Records to process:
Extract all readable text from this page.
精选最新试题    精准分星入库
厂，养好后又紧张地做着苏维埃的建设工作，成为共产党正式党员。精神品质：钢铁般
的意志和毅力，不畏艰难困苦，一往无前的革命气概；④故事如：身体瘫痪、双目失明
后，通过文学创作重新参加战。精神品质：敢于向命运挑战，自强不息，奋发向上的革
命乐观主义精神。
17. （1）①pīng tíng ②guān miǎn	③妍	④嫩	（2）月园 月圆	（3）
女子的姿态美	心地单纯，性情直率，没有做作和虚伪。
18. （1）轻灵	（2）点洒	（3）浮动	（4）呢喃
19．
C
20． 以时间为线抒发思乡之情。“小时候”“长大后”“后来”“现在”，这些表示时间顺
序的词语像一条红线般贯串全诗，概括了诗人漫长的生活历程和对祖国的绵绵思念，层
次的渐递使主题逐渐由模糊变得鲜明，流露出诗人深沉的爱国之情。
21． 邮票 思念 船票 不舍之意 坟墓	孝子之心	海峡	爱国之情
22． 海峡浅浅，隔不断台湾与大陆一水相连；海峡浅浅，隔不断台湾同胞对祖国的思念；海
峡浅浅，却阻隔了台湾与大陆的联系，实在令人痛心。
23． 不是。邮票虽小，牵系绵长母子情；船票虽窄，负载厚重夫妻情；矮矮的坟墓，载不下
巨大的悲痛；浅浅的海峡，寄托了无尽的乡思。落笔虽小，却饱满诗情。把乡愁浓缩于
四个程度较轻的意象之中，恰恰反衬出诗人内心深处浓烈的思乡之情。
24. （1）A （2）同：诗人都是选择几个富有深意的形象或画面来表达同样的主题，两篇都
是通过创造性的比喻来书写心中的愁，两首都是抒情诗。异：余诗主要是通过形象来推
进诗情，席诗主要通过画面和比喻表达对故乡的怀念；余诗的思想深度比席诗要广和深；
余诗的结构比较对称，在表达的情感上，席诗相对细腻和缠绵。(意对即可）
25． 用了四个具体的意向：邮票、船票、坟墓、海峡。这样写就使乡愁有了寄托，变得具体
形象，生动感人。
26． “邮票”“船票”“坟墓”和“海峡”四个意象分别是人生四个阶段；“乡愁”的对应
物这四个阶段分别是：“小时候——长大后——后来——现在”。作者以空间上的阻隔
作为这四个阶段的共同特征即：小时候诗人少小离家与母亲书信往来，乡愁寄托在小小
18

Written exercise: Give the number of lines containing the word "精神品质". No other answer is needed.

Solution: 2